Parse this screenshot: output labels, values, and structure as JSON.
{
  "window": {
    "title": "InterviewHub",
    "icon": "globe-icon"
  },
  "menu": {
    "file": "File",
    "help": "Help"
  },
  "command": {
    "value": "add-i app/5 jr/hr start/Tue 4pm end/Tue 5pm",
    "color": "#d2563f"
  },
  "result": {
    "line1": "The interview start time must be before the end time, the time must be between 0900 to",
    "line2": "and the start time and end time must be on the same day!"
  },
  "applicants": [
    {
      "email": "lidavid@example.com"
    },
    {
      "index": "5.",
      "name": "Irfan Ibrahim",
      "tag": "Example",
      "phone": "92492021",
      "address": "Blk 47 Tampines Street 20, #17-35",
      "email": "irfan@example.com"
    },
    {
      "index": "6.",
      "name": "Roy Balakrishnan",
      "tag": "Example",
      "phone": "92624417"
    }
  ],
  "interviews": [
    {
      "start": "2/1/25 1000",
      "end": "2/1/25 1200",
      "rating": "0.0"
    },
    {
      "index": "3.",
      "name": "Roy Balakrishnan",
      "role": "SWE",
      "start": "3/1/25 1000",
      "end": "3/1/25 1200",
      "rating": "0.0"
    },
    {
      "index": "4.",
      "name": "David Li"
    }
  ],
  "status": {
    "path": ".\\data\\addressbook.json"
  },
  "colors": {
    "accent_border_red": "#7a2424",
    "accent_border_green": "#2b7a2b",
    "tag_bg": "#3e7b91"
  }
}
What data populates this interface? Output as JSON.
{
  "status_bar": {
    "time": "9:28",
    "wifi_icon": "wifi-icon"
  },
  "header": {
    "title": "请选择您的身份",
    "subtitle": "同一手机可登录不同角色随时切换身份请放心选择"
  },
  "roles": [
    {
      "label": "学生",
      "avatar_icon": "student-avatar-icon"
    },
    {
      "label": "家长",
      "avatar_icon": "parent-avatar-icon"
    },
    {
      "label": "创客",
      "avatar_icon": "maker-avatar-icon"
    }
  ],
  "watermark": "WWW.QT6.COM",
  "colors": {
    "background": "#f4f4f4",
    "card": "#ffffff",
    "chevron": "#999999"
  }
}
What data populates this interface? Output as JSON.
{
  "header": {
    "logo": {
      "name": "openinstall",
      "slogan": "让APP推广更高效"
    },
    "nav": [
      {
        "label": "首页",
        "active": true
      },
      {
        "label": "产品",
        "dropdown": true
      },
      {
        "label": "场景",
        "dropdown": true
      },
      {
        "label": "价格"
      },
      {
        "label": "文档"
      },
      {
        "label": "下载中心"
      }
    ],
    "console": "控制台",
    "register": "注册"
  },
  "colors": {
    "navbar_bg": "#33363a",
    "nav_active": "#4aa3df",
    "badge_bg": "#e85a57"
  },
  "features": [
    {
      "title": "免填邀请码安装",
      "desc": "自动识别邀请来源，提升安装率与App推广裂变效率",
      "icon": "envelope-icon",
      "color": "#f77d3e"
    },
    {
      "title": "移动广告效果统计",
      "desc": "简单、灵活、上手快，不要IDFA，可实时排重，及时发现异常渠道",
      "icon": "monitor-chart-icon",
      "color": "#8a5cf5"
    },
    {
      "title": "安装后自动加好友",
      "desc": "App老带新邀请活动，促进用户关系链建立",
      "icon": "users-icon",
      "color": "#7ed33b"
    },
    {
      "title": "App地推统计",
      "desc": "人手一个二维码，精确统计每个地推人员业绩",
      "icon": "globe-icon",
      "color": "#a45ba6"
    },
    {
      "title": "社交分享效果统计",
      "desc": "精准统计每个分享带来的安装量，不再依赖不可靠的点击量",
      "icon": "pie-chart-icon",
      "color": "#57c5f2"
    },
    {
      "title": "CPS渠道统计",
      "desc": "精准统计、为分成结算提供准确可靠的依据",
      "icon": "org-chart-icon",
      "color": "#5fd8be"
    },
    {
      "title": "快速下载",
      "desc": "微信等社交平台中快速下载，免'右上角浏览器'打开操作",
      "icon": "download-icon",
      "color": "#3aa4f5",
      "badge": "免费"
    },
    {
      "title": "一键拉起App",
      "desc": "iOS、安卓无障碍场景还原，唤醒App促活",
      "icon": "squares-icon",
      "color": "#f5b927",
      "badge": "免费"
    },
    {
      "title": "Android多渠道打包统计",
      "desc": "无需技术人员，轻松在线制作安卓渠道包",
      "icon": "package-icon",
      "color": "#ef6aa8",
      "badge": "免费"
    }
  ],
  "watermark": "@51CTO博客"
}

=== To do ===
Quote all of the entries verbatim.

=== Output below ===
Parse this screenshot: output labels, values, and structure as JSON.
{
  "window": {
    "title": "InterviewHub",
    "icon": "globe-icon"
  },
  "menu": {
    "file": "File",
    "help": "Help"
  },
  "command": {
    "value": "add-i app/5 jr/hr start/Tue 4pm end/Tue 5pm",
    "color": "#d2563f"
  },
  "result": {
    "line1": "The interview start time must be before the end time, the time must be between 0900 to",
    "line2": "and the start time and end time must be on the same day!"
  },
  "applicants": [
    {
      "email": "lidavid@example.com"
    },
    {
      "index": "5.",
      "name": "Irfan Ibrahim",
      "tag": "Example",
      "phone": "92492021",
      "address": "Blk 47 Tampines Street 20, #17-35",
      "email": "irfan@example.com"
    },
    {
      "index": "6.",
      "name": "Roy Balakrishnan",
      "tag": "Example",
      "phone": "92624417"
    }
  ],
  "interviews": [
    {
      "start": "2/1/25 1000",
      "end": "2/1/25 1200",
      "rating": "0.0"
    },
    {
      "index": "3.",
      "name": "Roy Balakrishnan",
      "role": "SWE",
      "start": "3/1/25 1000",
      "end": "3/1/25 1200",
      "rating": "0.0"
    },
    {
      "index": "4.",
      "name": "David Li"
    }
  ],
  "status": {
    "path": ".\\data\\addressbook.json"
  },
  "colors": {
    "accent_border_red": "#7a2424",
    "accent_border_green": "#2b7a2b",
    "tag_bg": "#3e7b91"
  }
}
What data populates this interface? Output as JSON.
{
  "status_bar": {
    "time": "9:28",
    "wifi_icon": "wifi-icon"
  },
  "header": {
    "title": "请选择您的身份",
    "subtitle": "同一手机可登录不同角色随时切换身份请放心选择"
  },
  "roles": [
    {
      "label": "学生",
      "avatar_icon": "student-avatar-icon"
    },
    {
      "label": "家长",
      "avatar_icon": "parent-avatar-icon"
    },
    {
      "label": "创客",
      "avatar_icon": "maker-avatar-icon"
    }
  ],
  "watermark": "WWW.QT6.COM",
  "colors": {
    "background": "#f4f4f4",
    "card": "#ffffff",
    "chevron": "#999999"
  }
}
What data populates this interface? Output as JSON.
{
  "header": {
    "logo": {
      "name": "openinstall",
      "slogan": "让APP推广更高效"
    },
    "nav": [
      {
        "label": "首页",
        "active": true
      },
      {
        "label": "产品",
        "dropdown": true
      },
      {
        "label": "场景",
        "dropdown": true
      },
      {
        "label": "价格"
      },
      {
        "label": "文档"
      },
      {
        "label": "下载中心"
      }
    ],
    "console": "控制台",
    "register": "注册"
  },
  "colors": {
    "navbar_bg": "#33363a",
    "nav_active": "#4aa3df",
    "badge_bg": "#e85a57"
  },
  "features": [
    {
      "title": "免填邀请码安装",
      "desc": "自动识别邀请来源，提升安装率与App推广裂变效率",
      "icon": "envelope-icon",
      "color": "#f77d3e"
    },
    {
      "title": "移动广告效果统计",
      "desc": "简单、灵活、上手快，不要IDFA，可实时排重，及时发现异常渠道",
      "icon": "monitor-chart-icon",
      "color": "#8a5cf5"
    },
    {
      "title": "安装后自动加好友",
      "desc": "App老带新邀请活动，促进用户关系链建立",
      "icon": "users-icon",
      "color": "#7ed33b"
    },
    {
      "title": "App地推统计",
      "desc": "人手一个二维码，精确统计每个地推人员业绩",
      "icon": "globe-icon",
      "color": "#a45ba6"
    },
    {
      "title": "社交分享效果统计",
      "desc": "精准统计每个分享带来的安装量，不再依赖不可靠的点击量",
      "icon": "pie-chart-icon",
      "color": "#57c5f2"
    },
    {
      "title": "CPS渠道统计",
      "desc": "精准统计、为分成结算提供准确可靠的依据",
      "icon": "org-chart-icon",
      "color": "#5fd8be"
    },
    {
      "title": "快速下载",
      "desc": "微信等社交平台中快速下载，免'右上角浏览器'打开操作",
      "icon": "download-icon",
      "color": "#3aa4f5",
      "badge": "免费"
    },
    {
      "title": "一键拉起App",
      "desc": "iOS、安卓无障碍场景还原，唤醒App促活",
      "icon": "squares-icon",
      "color": "#f5b927",
      "badge": "免费"
    },
    {
      "title": "Android多渠道打包统计",
      "desc": "无需技术人员，轻松在线制作安卓渠道包",
      "icon": "package-icon",
      "color": "#ef6aa8",
      "badge": "免费"
    }
  ],
  "watermark": "@51CTO博客"
}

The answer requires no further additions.